### Your task
Take from the listing each line that has the string "this".

^^^^

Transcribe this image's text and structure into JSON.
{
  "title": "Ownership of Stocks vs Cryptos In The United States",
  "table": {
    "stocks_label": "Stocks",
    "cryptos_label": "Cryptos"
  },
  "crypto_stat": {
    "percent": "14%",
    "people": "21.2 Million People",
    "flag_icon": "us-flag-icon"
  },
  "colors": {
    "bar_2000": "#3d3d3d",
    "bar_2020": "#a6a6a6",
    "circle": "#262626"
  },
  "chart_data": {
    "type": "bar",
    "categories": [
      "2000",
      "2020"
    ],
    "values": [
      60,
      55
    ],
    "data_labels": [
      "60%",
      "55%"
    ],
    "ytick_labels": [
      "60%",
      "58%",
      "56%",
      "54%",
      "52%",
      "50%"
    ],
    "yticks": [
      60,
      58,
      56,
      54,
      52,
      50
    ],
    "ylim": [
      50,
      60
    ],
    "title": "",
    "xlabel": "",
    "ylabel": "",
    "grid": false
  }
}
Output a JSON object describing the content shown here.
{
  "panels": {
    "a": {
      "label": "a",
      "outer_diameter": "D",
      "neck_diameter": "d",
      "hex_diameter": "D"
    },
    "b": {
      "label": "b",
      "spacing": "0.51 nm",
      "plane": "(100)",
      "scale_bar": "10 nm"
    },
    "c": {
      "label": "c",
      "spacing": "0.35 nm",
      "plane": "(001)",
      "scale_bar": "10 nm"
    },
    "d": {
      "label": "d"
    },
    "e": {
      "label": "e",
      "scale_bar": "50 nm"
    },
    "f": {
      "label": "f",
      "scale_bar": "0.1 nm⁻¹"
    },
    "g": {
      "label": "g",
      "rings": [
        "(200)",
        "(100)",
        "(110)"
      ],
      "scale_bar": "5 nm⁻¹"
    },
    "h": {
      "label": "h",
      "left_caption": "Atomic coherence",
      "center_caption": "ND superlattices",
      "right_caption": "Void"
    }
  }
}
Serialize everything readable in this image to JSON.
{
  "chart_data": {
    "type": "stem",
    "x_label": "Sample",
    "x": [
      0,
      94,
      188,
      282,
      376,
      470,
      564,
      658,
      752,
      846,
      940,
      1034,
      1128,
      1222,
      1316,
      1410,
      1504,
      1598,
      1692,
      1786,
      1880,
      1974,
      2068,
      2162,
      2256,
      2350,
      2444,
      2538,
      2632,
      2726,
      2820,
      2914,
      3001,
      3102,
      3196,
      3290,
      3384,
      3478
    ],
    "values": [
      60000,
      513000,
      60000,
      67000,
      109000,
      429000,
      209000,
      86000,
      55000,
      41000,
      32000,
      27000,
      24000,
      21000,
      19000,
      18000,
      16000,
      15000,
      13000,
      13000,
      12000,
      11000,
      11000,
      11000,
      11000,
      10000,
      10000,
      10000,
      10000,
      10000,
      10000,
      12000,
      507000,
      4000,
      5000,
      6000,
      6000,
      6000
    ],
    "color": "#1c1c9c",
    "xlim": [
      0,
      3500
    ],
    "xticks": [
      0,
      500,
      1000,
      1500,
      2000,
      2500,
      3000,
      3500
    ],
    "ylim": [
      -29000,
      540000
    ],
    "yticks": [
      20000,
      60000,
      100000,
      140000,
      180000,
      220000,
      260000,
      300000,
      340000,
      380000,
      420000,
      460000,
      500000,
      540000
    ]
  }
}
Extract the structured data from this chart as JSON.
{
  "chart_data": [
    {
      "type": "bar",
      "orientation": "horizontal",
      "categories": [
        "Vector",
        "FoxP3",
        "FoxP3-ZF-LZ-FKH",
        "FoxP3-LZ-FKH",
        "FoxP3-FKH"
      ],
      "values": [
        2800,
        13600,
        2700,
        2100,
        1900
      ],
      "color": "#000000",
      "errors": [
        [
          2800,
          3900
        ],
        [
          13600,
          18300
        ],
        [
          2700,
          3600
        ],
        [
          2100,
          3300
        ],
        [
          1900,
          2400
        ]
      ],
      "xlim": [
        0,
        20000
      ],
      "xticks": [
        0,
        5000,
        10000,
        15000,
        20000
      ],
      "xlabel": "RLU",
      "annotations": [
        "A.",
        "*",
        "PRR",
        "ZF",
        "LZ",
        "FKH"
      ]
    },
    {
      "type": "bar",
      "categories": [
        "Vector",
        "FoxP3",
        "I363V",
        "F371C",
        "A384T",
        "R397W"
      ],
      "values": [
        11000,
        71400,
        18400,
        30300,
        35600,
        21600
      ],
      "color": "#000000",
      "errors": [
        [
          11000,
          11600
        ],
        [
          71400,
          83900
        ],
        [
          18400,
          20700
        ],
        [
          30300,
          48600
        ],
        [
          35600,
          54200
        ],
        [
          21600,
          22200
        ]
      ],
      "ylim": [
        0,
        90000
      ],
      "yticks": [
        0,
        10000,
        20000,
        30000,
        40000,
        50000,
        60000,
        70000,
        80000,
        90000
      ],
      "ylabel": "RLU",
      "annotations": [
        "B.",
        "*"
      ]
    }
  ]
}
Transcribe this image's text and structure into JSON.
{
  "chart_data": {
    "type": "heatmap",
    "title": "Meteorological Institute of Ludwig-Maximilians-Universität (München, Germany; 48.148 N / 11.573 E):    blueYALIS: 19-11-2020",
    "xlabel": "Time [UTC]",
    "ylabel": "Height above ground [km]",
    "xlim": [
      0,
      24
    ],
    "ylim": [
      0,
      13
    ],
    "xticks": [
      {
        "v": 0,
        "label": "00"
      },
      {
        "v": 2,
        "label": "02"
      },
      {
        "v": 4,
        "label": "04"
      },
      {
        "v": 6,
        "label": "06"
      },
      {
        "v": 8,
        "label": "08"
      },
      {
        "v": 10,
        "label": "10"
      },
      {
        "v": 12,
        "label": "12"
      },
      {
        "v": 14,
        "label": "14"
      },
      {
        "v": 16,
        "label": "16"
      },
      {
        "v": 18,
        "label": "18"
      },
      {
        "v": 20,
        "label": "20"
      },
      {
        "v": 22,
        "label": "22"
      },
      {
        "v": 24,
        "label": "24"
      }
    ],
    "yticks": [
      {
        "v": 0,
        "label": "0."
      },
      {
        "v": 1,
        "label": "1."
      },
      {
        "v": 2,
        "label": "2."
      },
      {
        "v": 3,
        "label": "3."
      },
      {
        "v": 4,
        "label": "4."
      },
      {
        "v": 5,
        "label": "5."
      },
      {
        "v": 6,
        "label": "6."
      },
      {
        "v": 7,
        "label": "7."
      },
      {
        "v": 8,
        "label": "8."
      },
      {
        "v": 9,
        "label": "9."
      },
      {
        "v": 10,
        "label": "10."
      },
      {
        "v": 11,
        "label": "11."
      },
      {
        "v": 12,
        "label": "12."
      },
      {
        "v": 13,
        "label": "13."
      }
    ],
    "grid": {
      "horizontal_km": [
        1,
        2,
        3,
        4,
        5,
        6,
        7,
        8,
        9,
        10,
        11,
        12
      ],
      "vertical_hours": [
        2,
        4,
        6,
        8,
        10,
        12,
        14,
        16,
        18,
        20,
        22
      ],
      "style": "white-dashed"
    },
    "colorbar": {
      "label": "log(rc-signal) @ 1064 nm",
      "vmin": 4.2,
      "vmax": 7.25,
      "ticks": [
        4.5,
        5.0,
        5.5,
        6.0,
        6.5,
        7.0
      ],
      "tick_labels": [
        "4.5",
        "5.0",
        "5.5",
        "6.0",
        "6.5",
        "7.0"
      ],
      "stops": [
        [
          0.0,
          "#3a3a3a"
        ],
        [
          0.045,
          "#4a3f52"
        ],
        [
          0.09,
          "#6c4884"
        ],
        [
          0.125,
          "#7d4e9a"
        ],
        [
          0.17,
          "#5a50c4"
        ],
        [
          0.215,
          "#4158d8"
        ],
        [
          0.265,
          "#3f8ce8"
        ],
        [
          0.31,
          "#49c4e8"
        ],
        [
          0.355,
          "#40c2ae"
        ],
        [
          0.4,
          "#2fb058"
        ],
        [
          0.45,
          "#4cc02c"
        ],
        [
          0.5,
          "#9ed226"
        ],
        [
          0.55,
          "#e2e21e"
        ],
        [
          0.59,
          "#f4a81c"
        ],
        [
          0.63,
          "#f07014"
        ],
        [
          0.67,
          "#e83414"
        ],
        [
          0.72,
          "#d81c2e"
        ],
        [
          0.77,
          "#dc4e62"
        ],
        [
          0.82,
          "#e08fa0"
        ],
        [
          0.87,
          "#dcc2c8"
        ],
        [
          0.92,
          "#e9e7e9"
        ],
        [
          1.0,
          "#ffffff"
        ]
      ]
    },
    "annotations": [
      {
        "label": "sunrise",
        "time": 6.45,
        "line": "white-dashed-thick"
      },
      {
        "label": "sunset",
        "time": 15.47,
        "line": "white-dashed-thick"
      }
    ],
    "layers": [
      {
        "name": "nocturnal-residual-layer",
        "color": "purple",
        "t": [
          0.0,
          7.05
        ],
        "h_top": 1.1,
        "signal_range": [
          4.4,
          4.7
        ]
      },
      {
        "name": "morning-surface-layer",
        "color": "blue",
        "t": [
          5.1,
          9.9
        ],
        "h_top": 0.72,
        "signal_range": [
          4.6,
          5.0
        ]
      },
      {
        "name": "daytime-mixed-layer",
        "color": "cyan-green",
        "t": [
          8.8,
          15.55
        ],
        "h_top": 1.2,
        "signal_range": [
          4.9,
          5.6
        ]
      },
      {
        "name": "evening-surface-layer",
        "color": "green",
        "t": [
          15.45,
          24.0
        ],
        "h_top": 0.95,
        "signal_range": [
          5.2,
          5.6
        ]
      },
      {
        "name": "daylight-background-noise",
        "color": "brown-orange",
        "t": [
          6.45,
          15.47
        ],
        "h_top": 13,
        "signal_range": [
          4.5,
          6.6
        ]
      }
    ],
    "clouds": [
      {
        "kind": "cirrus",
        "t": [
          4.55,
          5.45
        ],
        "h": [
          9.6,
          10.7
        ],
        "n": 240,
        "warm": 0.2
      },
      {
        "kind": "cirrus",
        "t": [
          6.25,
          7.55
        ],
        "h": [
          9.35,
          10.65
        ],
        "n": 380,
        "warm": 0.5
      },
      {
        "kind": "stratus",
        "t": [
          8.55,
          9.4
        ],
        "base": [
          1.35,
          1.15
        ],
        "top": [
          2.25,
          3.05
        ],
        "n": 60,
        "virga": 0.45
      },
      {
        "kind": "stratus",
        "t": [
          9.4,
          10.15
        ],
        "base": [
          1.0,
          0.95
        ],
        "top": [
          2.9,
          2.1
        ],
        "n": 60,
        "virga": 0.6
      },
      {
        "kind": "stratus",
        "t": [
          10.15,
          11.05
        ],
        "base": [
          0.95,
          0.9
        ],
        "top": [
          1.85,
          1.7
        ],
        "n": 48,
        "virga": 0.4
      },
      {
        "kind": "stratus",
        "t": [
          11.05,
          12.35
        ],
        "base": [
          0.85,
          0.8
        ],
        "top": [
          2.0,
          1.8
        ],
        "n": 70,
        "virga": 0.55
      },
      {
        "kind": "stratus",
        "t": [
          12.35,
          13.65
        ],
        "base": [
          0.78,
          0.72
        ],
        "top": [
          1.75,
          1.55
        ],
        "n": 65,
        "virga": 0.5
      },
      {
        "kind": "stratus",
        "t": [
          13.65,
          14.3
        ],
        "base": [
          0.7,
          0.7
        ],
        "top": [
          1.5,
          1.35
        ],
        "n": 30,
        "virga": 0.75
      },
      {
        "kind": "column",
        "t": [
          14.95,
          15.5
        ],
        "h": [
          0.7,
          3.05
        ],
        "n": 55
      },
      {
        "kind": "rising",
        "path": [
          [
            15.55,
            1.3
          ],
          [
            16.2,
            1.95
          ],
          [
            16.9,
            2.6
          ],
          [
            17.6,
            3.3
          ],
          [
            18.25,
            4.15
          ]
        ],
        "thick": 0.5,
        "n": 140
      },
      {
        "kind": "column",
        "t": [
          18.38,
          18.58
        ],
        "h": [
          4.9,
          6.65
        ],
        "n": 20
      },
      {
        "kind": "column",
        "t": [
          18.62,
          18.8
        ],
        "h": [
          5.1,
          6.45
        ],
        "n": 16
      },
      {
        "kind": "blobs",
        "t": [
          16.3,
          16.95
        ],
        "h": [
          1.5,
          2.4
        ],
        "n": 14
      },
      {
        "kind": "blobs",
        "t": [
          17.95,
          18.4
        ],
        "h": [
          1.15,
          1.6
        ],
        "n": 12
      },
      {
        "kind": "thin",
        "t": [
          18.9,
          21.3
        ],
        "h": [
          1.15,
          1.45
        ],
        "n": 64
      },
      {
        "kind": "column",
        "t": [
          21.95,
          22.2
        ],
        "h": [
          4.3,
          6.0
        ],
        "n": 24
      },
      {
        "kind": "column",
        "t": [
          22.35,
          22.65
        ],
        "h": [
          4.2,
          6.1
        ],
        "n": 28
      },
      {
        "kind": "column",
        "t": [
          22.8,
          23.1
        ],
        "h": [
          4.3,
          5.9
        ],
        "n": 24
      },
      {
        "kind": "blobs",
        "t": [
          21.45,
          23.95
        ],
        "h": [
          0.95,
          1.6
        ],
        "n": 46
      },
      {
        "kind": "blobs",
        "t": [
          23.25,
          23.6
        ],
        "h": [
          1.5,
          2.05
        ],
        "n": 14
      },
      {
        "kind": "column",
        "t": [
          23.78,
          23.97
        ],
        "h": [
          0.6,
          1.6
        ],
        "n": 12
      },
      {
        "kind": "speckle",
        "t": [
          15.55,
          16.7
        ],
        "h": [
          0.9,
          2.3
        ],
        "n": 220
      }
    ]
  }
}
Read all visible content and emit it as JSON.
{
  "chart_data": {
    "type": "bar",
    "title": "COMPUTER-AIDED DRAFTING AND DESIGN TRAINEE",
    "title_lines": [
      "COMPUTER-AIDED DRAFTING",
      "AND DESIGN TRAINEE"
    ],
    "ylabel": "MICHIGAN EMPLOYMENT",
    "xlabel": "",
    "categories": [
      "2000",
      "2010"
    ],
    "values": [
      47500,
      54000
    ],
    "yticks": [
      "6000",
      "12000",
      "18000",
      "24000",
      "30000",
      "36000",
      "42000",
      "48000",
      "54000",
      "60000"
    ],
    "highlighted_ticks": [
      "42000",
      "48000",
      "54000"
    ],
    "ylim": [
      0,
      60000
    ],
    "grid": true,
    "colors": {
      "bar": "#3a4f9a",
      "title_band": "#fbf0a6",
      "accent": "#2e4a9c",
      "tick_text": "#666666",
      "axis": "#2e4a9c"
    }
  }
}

^^^^

### Completed exercise
Transcribe this image's text and structure into JSON.
Serialize everything readable in this image to JSON.
Extract the structured data from this chart as JSON.
Transcribe this image's text and structure into JSON.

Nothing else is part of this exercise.